_TASK TO CARRY OUT_
Copy every line of the records below that holds the word "this".

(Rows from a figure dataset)

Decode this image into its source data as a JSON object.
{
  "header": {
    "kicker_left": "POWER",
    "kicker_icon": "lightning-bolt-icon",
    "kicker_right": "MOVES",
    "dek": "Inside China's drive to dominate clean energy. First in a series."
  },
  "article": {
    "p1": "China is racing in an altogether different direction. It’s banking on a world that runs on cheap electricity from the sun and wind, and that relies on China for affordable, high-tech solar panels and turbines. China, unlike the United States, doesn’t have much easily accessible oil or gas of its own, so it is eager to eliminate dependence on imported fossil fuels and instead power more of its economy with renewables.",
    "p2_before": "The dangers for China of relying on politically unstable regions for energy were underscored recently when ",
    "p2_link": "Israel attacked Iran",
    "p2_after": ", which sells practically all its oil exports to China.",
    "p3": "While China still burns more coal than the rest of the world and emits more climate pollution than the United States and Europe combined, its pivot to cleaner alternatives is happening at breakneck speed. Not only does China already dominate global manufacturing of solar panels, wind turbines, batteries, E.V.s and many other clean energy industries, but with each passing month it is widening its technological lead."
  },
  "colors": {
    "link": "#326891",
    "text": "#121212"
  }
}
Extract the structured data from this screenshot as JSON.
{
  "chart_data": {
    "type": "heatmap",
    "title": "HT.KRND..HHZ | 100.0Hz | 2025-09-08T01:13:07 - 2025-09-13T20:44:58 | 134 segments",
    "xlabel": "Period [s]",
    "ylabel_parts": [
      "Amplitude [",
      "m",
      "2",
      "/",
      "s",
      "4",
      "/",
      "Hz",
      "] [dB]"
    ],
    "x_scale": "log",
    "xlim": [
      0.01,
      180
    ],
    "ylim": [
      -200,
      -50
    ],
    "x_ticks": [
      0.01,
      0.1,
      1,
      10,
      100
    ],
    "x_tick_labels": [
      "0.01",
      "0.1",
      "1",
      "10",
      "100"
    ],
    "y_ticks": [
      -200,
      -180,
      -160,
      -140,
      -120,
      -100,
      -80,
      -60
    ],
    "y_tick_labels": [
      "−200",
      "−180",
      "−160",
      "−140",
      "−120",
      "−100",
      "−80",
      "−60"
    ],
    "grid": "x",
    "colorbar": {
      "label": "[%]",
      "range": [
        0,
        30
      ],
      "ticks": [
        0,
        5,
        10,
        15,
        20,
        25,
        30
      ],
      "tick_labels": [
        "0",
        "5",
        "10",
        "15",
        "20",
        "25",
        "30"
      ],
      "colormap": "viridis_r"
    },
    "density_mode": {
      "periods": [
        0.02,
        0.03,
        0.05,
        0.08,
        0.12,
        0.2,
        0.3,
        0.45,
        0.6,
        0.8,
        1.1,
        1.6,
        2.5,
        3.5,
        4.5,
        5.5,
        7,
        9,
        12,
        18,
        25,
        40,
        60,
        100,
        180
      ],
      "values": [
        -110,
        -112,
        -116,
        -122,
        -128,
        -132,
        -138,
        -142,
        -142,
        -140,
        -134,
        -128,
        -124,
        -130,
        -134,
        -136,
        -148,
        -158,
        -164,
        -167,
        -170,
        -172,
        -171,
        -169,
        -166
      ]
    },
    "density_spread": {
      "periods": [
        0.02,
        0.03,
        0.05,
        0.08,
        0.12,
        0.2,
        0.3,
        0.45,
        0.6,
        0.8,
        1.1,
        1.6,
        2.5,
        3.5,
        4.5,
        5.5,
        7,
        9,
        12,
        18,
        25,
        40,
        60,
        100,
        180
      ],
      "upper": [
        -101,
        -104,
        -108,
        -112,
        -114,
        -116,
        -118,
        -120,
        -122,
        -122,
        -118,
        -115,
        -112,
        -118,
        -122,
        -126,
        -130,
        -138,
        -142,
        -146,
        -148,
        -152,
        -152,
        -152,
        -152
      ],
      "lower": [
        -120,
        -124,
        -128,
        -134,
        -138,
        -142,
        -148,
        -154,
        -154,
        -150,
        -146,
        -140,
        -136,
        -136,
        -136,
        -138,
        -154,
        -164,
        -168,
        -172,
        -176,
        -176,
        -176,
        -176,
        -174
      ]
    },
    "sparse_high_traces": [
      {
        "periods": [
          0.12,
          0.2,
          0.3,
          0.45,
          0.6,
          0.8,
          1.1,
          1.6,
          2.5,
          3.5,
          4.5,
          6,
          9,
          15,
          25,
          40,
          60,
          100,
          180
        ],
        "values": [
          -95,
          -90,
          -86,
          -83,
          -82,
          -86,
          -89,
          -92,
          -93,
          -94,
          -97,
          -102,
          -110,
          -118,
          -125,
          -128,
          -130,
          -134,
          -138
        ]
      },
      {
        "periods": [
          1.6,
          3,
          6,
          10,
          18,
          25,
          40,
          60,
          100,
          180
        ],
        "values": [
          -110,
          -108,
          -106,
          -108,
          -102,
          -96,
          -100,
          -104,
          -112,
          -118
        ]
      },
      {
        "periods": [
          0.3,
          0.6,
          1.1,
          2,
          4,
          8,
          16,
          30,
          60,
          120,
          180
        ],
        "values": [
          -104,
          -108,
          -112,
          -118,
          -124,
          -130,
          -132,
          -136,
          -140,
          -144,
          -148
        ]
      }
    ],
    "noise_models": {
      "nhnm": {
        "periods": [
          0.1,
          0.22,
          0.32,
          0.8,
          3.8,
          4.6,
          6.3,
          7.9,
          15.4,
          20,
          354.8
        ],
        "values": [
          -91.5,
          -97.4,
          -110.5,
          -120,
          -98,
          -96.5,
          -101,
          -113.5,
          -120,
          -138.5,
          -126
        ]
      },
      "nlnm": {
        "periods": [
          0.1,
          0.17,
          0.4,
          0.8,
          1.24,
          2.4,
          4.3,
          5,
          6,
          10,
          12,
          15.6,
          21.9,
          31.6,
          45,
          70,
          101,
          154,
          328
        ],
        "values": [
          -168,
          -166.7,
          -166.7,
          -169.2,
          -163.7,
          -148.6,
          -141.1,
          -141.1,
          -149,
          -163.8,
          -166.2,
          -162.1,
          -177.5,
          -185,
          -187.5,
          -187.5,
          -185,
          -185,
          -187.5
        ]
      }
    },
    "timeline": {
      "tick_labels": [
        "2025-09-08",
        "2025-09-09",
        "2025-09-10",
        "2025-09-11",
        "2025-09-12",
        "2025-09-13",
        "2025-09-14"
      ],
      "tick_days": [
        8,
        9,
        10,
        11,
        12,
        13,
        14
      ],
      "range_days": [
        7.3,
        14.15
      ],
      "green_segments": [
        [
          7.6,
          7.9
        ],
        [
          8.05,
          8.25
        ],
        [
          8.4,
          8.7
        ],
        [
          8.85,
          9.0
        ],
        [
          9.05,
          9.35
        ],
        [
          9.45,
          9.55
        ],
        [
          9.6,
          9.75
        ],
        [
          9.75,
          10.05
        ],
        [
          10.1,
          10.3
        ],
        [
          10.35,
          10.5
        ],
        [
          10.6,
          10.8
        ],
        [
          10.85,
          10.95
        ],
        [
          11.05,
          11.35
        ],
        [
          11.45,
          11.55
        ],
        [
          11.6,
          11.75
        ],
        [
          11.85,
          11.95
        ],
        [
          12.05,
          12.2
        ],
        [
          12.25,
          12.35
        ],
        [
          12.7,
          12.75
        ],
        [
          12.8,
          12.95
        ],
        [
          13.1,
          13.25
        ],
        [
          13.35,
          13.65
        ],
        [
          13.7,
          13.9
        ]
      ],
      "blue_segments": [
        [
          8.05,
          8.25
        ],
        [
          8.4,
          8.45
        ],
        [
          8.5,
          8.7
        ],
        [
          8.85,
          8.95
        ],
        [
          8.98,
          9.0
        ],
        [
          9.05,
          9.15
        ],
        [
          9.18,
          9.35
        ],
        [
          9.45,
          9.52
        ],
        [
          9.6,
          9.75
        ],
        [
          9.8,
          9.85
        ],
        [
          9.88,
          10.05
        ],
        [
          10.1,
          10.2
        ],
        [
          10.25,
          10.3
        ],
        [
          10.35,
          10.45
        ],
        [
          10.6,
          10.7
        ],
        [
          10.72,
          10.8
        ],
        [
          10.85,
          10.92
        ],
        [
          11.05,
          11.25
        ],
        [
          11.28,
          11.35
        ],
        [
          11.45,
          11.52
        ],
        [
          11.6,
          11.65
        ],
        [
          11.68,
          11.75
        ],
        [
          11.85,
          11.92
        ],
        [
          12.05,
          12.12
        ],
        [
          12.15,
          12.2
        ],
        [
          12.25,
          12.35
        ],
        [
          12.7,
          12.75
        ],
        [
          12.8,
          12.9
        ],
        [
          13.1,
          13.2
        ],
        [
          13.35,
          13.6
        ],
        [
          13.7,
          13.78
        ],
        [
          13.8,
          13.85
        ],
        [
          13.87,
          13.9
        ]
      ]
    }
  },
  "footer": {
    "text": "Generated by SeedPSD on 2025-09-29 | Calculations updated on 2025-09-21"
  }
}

_WRITTEN ANSWER_
Decode this image into its source data as a JSON object.
Extract the structured data from this screenshot as JSON.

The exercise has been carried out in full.